Objective:
Where a line holds the string "true", return that line.
* begin Material to process *
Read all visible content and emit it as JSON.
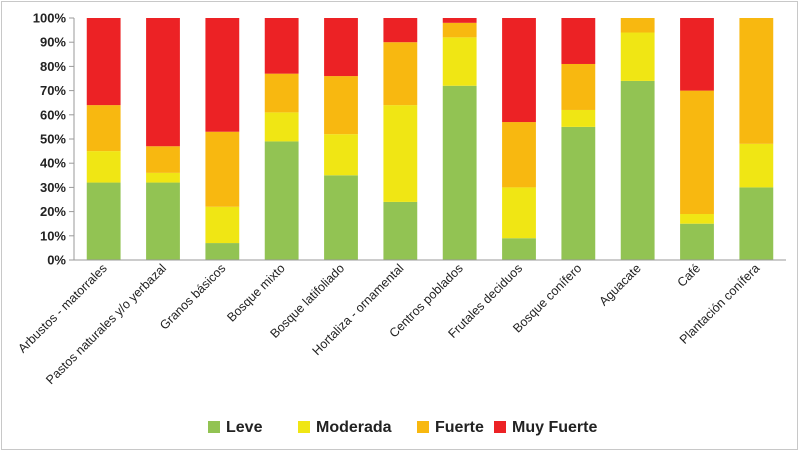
{
  "chart_data": {
    "type": "bar",
    "stacked": true,
    "percent": true,
    "categories": [
      "Arbustos - matorrales",
      "Pastos naturales y/o yerbazal",
      "Granos básicos",
      "Bosque mixto",
      "Bosque latifoliado",
      "Hortaliza - ornamental",
      "Centros poblados",
      "Frutales deciduos",
      "Bosque conífero",
      "Aguacate",
      "Café",
      "Plantación conífera"
    ],
    "series": [
      {
        "name": "Leve",
        "color": "#92c353",
        "values": [
          32,
          32,
          7,
          49,
          35,
          24,
          72,
          9,
          55,
          74,
          15,
          30
        ]
      },
      {
        "name": "Moderada",
        "color": "#f0e614",
        "values": [
          13,
          4,
          15,
          12,
          17,
          40,
          20,
          21,
          7,
          20,
          4,
          18
        ]
      },
      {
        "name": "Fuerte",
        "color": "#f8b810",
        "values": [
          19,
          11,
          31,
          16,
          24,
          26,
          6,
          27,
          19,
          6,
          51,
          52
        ]
      },
      {
        "name": "Muy Fuerte",
        "color": "#ec2225",
        "values": [
          36,
          53,
          47,
          23,
          24,
          10,
          2,
          43,
          19,
          0,
          30,
          0
        ]
      }
    ],
    "ylim": [
      0,
      100
    ],
    "yticks": [
      "0%",
      "10%",
      "20%",
      "30%",
      "40%",
      "50%",
      "60%",
      "70%",
      "80%",
      "90%",
      "100%"
    ],
    "legend_position": "bottom",
    "grid": false
  }
}
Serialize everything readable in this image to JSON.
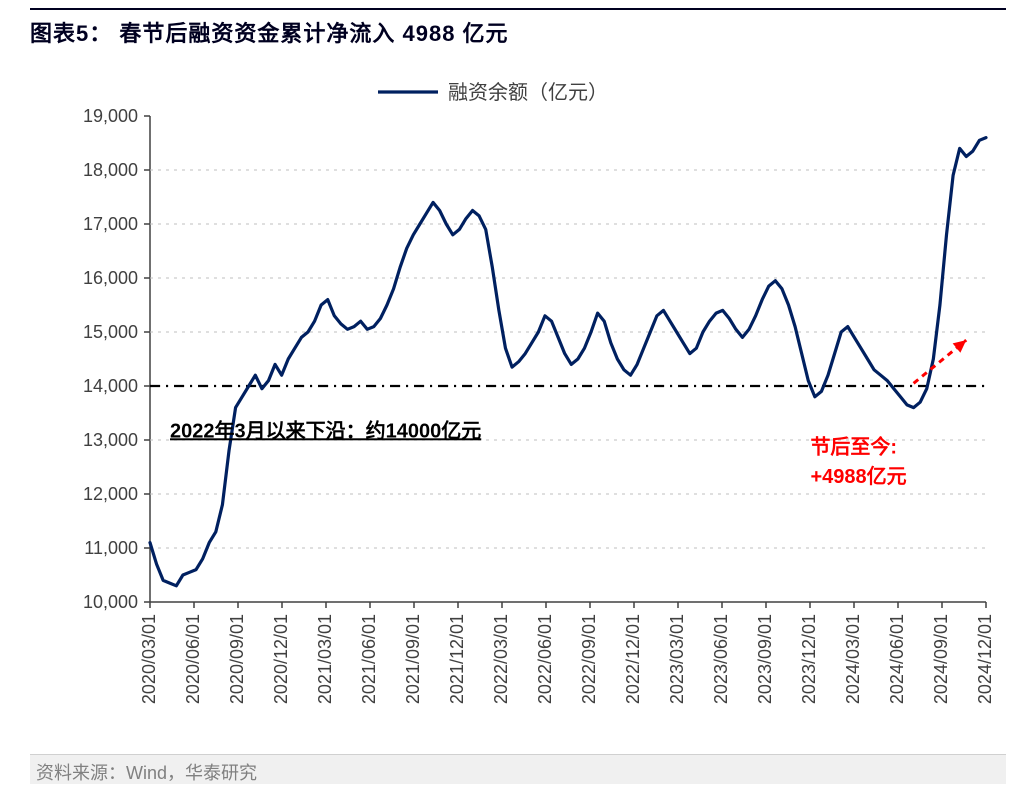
{
  "chart": {
    "type": "line",
    "title_prefix": "图表5：",
    "title": "春节后融资资金累计净流入 4988 亿元",
    "title_fontsize": 22,
    "title_color": "#000020",
    "legendLabel": "融资余额（亿元）",
    "legend_fontsize": 20,
    "line_color": "#002060",
    "line_width": 3.2,
    "background_color": "#ffffff",
    "grid_color": "#bfbfbf",
    "axis_color": "#404040",
    "tick_color": "#404040",
    "axis_label_color": "#404040",
    "axis_label_fontsize": 18,
    "ylim": [
      10000,
      19000
    ],
    "ytick_step": 1000,
    "x_labels": [
      "2020/03/01",
      "2020/06/01",
      "2020/09/01",
      "2020/12/01",
      "2021/03/01",
      "2021/06/01",
      "2021/09/01",
      "2021/12/01",
      "2022/03/01",
      "2022/06/01",
      "2022/09/01",
      "2022/12/01",
      "2023/03/01",
      "2023/06/01",
      "2023/09/01",
      "2023/12/01",
      "2024/03/01",
      "2024/06/01",
      "2024/09/01",
      "2024/12/01"
    ],
    "series": [
      11100,
      10700,
      10400,
      10350,
      10300,
      10500,
      10550,
      10600,
      10800,
      11100,
      11300,
      11800,
      12800,
      13600,
      13800,
      14000,
      14200,
      13950,
      14100,
      14400,
      14200,
      14500,
      14700,
      14900,
      15000,
      15200,
      15500,
      15600,
      15300,
      15150,
      15050,
      15100,
      15200,
      15050,
      15100,
      15250,
      15500,
      15800,
      16200,
      16550,
      16800,
      17000,
      17200,
      17400,
      17250,
      17000,
      16800,
      16900,
      17100,
      17250,
      17150,
      16900,
      16200,
      15400,
      14700,
      14350,
      14450,
      14600,
      14800,
      15000,
      15300,
      15200,
      14900,
      14600,
      14400,
      14500,
      14700,
      15000,
      15350,
      15200,
      14800,
      14500,
      14300,
      14200,
      14400,
      14700,
      15000,
      15300,
      15400,
      15200,
      15000,
      14800,
      14600,
      14700,
      15000,
      15200,
      15350,
      15400,
      15250,
      15050,
      14900,
      15050,
      15300,
      15600,
      15850,
      15950,
      15800,
      15500,
      15100,
      14600,
      14100,
      13800,
      13900,
      14200,
      14600,
      15000,
      15100,
      14900,
      14700,
      14500,
      14300,
      14200,
      14100,
      13950,
      13800,
      13650,
      13600,
      13700,
      13950,
      14500,
      15500,
      16800,
      17900,
      18400,
      18250,
      18350,
      18550,
      18600
    ],
    "reference_line": {
      "y": 14000,
      "color": "#000000",
      "dash": "10 6 2 6",
      "width": 2.2
    },
    "annotation_black": {
      "text": "2022年3月以来下沿：约14000亿元",
      "color": "#000000",
      "fontsize": 20,
      "font_weight": "bold",
      "underline": true
    },
    "annotation_red": {
      "line1": "节后至今:",
      "line2": "+4988亿元",
      "color": "#ff0000",
      "fontsize": 20,
      "font_weight": "bold"
    },
    "arrow": {
      "color": "#ff0000",
      "dash": "6 5",
      "width": 3
    }
  },
  "source_label": "资料来源：Wind，华泰研究"
}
* end Material to process *
Result for this exercise:
    "stacked": true,
    "percent": true,
      "underline": true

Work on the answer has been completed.